Dataset items>
______
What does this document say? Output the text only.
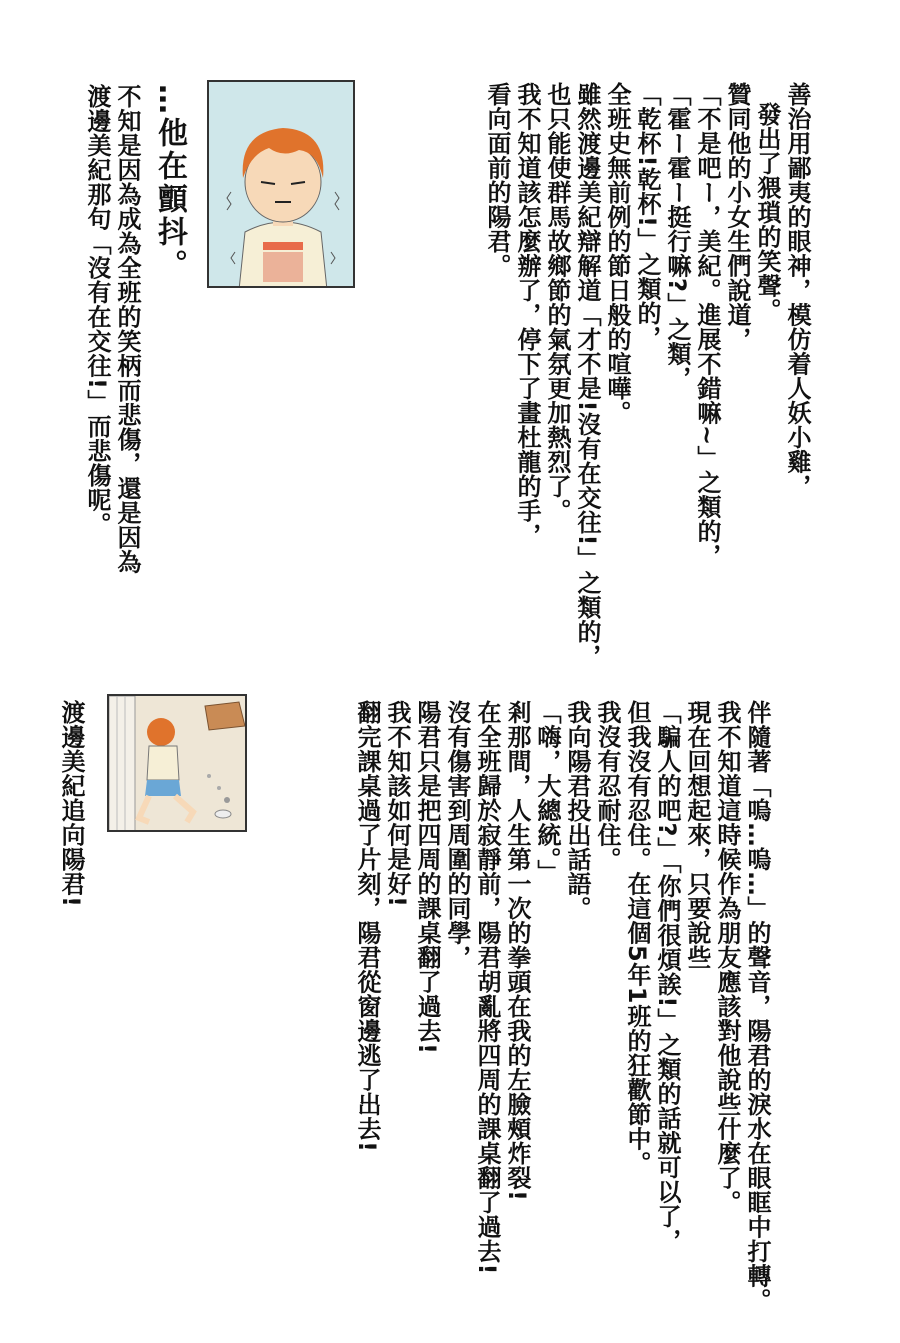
善治用鄙夷的眼神，模仿着人妖小雞，
發出了猥瑣的笑聲。
贊同他的小女生們說道，
「不是吧ー，美紀。進展不錯嘛~」之類的，
「霍ー霍ー挺行嘛?」之類，
「乾杯!乾杯!」之類的，
全班史無前例的節日般的喧嘩。
雖然渡邊美紀辯解道「才不是!沒有在交往!」之類的，
也只能使群馬故鄉節的氣氛更加熱烈了。
我不知道該怎麼辦了，停下了畫杜龍的手，
看向面前的陽君。
…他在顫抖。
不知是因為成為全班的笑柄而悲傷，還是因為
渡邊美紀那句「沒有在交往!」而悲傷呢。
伴隨著「嗚…嗚…」的聲音，陽君的淚水在眼眶中打轉。
我不知道這時候作為朋友應該對他說些什麼了。
現在回想起來，只要說些
「騙人的吧?」「你們很煩誒!」之類的話就可以了，
但我沒有忍住。在這個5年1班的狂歡節中。
我沒有忍耐住。
我向陽君投出話語。
「嗨，大總統。」
剎那間，人生第一次的拳頭在我的左臉頰炸裂!
在全班歸於寂靜前，陽君胡亂將四周的課桌翻了過去!
沒有傷害到周圍的同學，
陽君只是把四周的課桌翻了過去!
我不知該如何是好!
翻完課桌過了片刻，陽君從窗邊逃了出去!
渡邊美紀追向陽君!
______
Short task> Repeat each entry exactly. Pictures do not belong in the copy.

Answer to this problem>
What does this document say? Output the text only.
善治用鄙夷的眼神，模仿着人妖小雞，
發出了猥瑣的笑聲。
贊同他的小女生們說道，
「不是吧ー，美紀。進展不錯嘛~」之類的，
「霍ー霍ー挺行嘛?」之類，
「乾杯!乾杯!」之類的，
全班史無前例的節日般的喧嘩。
雖然渡邊美紀辯解道「才不是!沒有在交往!」之類的，
也只能使群馬故鄉節的氣氛更加熱烈了。
我不知道該怎麼辦了，停下了畫杜龍的手，
看向面前的陽君。
…他在顫抖。
不知是因為成為全班的笑柄而悲傷，還是因為
渡邊美紀那句「沒有在交往!」而悲傷呢。
伴隨著「嗚…嗚…」的聲音，陽君的淚水在眼眶中打轉。
我不知道這時候作為朋友應該對他說些什麼了。
現在回想起來，只要說些
「騙人的吧?」「你們很煩誒!」之類的話就可以了，
但我沒有忍住。在這個5年1班的狂歡節中。
我沒有忍耐住。
我向陽君投出話語。
「嗨，大總統。」
剎那間，人生第一次的拳頭在我的左臉頰炸裂!
在全班歸於寂靜前，陽君胡亂將四周的課桌翻了過去!
沒有傷害到周圍的同學，
陽君只是把四周的課桌翻了過去!
我不知該如何是好!
翻完課桌過了片刻，陽君從窗邊逃了出去!
渡邊美紀追向陽君!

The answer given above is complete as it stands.